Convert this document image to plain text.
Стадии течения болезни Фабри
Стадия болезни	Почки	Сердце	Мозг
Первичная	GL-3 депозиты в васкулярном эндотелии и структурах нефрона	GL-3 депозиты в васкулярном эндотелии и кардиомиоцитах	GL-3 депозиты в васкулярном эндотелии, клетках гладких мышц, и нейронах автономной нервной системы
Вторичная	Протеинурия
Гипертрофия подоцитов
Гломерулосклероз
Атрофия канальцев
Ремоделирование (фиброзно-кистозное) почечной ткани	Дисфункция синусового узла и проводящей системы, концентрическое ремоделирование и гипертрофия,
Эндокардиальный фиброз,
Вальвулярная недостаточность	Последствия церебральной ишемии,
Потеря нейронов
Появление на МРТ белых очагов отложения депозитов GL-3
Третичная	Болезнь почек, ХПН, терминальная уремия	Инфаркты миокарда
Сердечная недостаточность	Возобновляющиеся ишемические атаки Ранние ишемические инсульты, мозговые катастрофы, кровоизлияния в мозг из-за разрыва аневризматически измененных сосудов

===

- _EXERCISE REQUIREMENTS_: Gather every line from the entries above where the word "недостаточность" appears, and copy them.

- _FULL OUTPUT_:
Вальвулярная недостаточность	Последствия церебральной ишемии,
Сердечная недостаточность	Возобновляющиеся ишемические атаки Ранние ишемические инсульты, мозговые катастрофы, кровоизлияния в мозг из-за разрыва аневризматически измененных сосудов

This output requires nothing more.